**Saved entries:**
==*==

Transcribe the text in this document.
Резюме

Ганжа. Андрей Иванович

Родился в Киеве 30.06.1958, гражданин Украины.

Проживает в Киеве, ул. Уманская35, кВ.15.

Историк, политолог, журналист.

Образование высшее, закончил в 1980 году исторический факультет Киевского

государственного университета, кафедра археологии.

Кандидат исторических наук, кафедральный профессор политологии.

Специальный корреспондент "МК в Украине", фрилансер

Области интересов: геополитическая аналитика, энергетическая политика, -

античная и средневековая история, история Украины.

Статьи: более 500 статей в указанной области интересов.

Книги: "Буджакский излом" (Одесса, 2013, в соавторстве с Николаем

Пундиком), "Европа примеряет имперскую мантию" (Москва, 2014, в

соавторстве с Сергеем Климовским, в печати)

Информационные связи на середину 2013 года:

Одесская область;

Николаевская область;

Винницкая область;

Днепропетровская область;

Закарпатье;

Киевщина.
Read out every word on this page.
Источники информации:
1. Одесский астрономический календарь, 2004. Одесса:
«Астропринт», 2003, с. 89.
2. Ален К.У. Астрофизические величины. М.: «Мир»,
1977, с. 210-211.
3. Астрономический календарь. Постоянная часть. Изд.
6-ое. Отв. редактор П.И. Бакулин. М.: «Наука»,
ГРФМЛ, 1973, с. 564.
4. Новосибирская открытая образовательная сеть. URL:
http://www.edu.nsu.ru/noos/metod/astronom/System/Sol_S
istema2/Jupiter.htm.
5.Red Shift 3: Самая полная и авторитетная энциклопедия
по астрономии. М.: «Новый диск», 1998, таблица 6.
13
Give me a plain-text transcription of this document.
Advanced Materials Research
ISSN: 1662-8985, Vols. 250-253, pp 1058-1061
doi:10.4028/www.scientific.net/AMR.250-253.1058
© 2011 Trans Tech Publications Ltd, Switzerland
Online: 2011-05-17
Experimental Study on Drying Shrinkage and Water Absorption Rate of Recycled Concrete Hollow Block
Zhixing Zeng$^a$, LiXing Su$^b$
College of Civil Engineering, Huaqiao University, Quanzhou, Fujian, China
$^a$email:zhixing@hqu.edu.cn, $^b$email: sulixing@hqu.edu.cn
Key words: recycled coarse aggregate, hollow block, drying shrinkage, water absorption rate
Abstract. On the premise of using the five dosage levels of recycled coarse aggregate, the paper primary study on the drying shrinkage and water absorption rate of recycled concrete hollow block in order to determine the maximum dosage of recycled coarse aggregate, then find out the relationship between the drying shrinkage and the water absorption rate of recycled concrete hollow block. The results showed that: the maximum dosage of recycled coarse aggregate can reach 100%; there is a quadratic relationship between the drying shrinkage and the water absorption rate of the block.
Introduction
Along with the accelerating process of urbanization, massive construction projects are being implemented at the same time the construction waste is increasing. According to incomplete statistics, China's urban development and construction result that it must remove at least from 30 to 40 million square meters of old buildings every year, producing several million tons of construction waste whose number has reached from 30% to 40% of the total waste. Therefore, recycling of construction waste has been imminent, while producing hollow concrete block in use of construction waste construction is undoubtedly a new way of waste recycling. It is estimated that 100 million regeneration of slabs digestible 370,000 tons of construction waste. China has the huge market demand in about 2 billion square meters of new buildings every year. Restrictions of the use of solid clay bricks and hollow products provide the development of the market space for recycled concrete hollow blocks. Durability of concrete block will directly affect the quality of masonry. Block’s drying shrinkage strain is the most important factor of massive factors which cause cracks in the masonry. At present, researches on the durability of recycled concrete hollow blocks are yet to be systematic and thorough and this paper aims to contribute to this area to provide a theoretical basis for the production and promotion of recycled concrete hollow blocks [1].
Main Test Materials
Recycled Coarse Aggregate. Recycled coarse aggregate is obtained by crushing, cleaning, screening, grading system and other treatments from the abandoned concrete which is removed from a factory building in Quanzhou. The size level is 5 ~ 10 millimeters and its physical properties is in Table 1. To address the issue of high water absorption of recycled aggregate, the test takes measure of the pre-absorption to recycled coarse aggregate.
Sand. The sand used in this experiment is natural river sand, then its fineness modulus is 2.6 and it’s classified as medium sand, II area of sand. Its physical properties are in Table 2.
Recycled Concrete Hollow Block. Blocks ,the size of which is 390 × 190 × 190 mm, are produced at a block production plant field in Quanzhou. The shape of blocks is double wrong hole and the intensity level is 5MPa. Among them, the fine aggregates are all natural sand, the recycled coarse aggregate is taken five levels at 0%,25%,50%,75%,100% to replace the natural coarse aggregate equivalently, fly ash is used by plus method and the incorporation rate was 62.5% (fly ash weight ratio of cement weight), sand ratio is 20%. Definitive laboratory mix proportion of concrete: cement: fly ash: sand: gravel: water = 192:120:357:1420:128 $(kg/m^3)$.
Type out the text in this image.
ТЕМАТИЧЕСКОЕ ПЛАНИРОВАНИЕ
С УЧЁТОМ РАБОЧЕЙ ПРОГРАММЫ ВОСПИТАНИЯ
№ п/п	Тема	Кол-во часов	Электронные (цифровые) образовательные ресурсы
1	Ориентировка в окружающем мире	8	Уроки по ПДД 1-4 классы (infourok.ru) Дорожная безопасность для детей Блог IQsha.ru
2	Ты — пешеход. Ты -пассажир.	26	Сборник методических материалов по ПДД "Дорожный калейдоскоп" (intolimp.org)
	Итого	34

==*==

**Exercise:**
Copy each line exactly, from the line containing "Type out the text in this image." down to the last line of the material, and no other lines.

**Solution for this task:**
Type out the text in this image.
ТЕМАТИЧЕСКОЕ ПЛАНИРОВАНИЕ
С УЧЁТОМ РАБОЧЕЙ ПРОГРАММЫ ВОСПИТАНИЯ
№ п/п	Тема	Кол-во часов	Электронные (цифровые) образовательные ресурсы
1	Ориентировка в окружающем мире	8	Уроки по ПДД 1-4 классы (infourok.ru) Дорожная безопасность для детей Блог IQsha.ru
2	Ты — пешеход. Ты -пассажир.	26	Сборник методических материалов по ПДД "Дорожный калейдоскоп" (intolimp.org)
	Итого	34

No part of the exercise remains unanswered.